----- Record extracts -----

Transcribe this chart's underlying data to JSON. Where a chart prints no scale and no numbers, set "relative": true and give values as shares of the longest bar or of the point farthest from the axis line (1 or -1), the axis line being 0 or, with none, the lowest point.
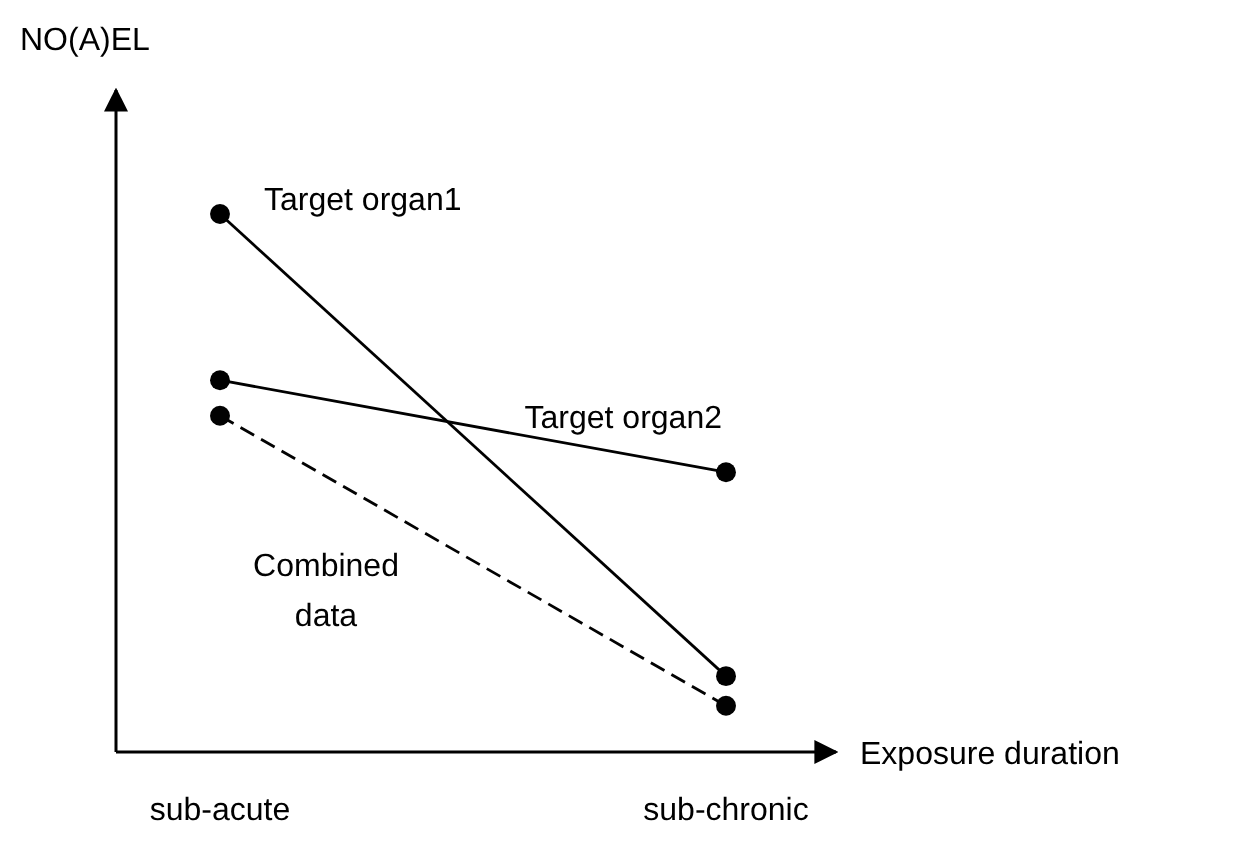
{
  "chart_data": {
    "type": "line",
    "relative": true,
    "xlabel": "Exposure duration",
    "ylabel": "NO(A)EL",
    "categories": [
      "sub-acute",
      "sub-chronic"
    ],
    "series": [
      {
        "name": "Target organ1",
        "color": "#000000",
        "values": [
          1,
          0.141
        ],
        "line_style": "solid"
      },
      {
        "name": "Target organ2",
        "color": "#010101",
        "values": [
          0.691,
          0.52
        ],
        "line_style": "solid"
      },
      {
        "name": "Combined data",
        "color": "#020202",
        "values": [
          0.625,
          0.086
        ],
        "line_style": "dashed"
      }
    ],
    "marker": "circle",
    "legend": false,
    "grid": false,
    "tick_labels": "x"
  }
}
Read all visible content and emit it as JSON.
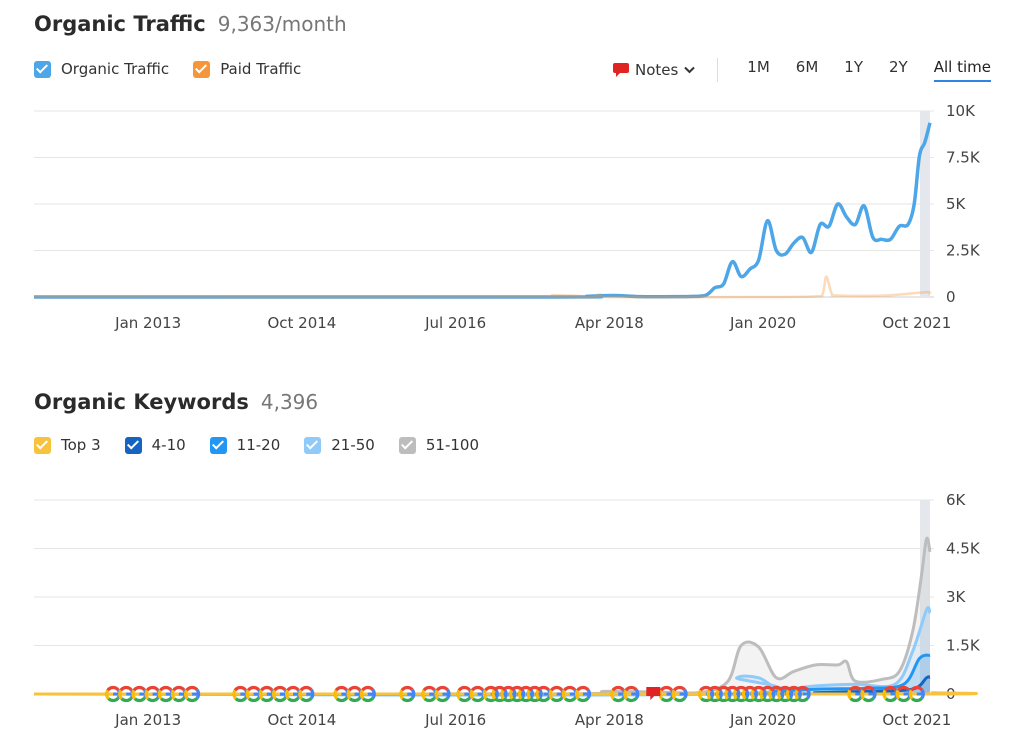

-----

Your task → Strip out the images, then output the records above word for word.

Solution →
Transcribe this chart's underlying data to JSON. Where a chart prints no scale and no numbers, set "relative": true and give values as shares of the longest bar or of the point farthest from the axis line (1 or -1), the axis line being 0 or, with none, the lowest point.
{
  "chart_data": {
    "type": "line",
    "relative": true,
    "xlabel": "Exposure duration",
    "ylabel": "NO(A)EL",
    "categories": [
      "sub-acute",
      "sub-chronic"
    ],
    "series": [
      {
        "name": "Target organ1",
        "color": "#000000",
        "values": [
          1,
          0.141
        ],
        "line_style": "solid"
      },
      {
        "name": "Target organ2",
        "color": "#010101",
        "values": [
          0.691,
          0.52
        ],
        "line_style": "solid"
      },
      {
        "name": "Combined data",
        "color": "#020202",
        "values": [
          0.625,
          0.086
        ],
        "line_style": "dashed"
      }
    ],
    "marker": "circle",
    "legend": false,
    "grid": false,
    "tick_labels": "x"
  }
}
Read all visible content and emit it as JSON.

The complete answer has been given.